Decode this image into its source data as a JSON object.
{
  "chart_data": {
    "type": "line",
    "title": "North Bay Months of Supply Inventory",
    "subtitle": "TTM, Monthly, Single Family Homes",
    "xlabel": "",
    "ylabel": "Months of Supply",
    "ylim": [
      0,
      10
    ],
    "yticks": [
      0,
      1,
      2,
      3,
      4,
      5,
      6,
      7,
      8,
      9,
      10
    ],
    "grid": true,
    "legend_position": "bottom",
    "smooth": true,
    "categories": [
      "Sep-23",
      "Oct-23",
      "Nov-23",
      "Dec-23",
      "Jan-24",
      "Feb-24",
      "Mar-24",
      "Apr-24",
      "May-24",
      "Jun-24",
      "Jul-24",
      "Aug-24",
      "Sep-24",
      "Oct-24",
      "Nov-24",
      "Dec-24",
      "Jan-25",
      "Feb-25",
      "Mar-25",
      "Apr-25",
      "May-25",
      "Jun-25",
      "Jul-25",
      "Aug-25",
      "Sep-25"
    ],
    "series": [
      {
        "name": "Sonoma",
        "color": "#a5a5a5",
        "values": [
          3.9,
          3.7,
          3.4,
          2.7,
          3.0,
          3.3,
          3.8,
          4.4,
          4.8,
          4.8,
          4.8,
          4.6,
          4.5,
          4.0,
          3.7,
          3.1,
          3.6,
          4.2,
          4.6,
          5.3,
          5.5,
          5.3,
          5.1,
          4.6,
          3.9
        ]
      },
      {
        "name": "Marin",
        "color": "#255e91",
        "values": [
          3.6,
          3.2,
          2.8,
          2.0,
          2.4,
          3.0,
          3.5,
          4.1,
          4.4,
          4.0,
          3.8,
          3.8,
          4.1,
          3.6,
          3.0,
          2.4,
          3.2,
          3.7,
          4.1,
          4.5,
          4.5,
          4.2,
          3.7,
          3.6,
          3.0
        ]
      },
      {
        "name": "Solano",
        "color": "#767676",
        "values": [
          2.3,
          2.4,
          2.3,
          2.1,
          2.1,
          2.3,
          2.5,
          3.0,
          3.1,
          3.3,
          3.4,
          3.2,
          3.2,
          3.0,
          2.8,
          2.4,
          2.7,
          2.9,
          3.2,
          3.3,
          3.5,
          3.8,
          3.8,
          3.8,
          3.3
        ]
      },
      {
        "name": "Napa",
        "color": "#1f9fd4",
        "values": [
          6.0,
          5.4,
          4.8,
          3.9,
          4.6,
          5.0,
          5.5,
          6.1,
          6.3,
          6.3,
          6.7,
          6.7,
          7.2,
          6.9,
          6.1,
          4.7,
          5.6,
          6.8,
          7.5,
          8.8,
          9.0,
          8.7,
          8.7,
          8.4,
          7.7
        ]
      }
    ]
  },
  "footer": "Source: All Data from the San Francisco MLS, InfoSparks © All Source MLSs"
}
···
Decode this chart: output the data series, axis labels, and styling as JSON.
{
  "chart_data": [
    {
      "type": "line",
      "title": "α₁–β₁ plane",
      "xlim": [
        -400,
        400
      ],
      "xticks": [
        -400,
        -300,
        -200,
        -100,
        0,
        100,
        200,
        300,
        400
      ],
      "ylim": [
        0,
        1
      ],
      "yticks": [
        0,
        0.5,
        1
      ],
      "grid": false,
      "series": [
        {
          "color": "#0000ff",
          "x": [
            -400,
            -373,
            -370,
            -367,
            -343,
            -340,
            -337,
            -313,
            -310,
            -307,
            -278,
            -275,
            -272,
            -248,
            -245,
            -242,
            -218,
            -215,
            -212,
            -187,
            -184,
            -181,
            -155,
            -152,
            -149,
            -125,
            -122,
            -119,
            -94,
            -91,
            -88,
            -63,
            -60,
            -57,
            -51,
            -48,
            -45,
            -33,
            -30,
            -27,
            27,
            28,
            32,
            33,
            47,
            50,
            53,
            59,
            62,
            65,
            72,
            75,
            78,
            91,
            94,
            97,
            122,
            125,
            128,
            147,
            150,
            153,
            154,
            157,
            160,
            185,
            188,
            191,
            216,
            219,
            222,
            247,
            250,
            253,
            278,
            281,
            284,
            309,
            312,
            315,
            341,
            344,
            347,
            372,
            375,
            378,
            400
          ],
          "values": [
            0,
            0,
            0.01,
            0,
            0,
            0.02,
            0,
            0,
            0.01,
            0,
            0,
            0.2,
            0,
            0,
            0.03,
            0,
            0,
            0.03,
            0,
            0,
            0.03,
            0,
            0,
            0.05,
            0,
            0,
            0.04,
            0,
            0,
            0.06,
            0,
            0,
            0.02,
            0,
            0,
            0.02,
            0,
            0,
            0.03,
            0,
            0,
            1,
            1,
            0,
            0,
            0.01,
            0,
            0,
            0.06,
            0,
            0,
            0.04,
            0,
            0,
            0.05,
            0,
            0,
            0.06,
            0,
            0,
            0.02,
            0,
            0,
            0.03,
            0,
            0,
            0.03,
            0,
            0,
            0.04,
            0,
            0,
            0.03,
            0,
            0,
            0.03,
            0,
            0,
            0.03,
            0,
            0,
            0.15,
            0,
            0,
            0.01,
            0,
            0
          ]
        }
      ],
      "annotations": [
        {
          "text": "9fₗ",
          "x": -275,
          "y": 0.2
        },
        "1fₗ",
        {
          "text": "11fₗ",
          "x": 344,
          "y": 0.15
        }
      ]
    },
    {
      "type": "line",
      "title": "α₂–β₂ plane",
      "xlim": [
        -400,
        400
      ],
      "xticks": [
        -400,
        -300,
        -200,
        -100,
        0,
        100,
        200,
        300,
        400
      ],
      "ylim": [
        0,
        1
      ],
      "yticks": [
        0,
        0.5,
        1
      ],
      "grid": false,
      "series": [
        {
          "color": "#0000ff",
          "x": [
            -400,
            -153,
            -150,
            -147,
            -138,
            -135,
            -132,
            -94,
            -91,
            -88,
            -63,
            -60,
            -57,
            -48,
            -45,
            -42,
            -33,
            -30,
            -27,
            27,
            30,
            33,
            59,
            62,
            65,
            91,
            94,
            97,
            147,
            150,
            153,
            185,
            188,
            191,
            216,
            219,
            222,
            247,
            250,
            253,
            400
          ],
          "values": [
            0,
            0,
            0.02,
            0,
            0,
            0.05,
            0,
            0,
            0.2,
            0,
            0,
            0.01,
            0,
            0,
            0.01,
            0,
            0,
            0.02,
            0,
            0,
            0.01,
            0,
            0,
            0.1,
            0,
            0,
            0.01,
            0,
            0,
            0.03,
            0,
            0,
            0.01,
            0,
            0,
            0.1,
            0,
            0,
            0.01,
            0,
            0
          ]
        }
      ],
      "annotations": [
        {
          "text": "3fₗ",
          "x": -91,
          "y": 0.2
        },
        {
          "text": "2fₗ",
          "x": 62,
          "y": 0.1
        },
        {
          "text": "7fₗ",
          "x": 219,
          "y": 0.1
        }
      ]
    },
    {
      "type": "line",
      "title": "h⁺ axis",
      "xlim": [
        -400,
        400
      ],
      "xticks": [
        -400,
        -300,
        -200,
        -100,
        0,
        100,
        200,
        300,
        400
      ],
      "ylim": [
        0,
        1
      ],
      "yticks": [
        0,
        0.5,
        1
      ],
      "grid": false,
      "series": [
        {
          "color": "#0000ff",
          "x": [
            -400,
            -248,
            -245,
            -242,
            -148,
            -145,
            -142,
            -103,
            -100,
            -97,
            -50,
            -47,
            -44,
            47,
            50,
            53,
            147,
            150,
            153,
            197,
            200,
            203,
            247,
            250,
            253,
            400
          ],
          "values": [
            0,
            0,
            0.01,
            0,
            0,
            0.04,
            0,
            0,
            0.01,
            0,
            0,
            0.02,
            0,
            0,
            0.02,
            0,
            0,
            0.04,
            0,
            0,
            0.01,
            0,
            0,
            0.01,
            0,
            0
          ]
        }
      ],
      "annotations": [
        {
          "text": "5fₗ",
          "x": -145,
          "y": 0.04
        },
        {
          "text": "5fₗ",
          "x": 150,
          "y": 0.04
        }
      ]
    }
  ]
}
···
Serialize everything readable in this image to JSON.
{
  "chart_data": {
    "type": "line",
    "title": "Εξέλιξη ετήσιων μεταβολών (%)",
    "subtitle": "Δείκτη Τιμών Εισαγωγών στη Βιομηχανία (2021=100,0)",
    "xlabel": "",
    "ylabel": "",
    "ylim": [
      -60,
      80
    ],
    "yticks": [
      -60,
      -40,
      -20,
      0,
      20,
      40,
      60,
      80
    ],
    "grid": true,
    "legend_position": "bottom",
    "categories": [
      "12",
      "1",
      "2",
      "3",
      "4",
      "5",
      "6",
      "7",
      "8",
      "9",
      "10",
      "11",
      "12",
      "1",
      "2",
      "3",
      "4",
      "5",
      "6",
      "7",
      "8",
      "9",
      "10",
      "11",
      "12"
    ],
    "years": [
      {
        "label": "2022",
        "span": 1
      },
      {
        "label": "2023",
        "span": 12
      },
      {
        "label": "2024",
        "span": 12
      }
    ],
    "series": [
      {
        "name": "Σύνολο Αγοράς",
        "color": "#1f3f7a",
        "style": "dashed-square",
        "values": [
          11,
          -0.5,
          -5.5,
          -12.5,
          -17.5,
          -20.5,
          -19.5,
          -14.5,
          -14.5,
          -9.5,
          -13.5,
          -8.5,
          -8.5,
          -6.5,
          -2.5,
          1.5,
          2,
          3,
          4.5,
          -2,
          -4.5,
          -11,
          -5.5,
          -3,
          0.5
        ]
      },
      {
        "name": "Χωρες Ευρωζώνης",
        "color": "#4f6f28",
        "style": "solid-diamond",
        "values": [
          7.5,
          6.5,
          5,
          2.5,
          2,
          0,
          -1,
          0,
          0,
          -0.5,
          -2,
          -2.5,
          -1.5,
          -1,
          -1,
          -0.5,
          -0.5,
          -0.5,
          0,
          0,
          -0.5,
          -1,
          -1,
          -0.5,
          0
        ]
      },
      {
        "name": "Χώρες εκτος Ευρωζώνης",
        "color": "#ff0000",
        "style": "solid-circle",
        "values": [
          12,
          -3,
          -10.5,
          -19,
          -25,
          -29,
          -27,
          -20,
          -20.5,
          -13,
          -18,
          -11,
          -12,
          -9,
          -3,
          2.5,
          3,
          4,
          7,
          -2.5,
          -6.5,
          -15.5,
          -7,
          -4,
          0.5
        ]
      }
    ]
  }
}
···
Your task: Find the lines above that include the string "axis" and copy them.

Response to this task:
Decode this chart: output the data series, axis labels, and styling as JSON.
      "title": "h⁺ axis",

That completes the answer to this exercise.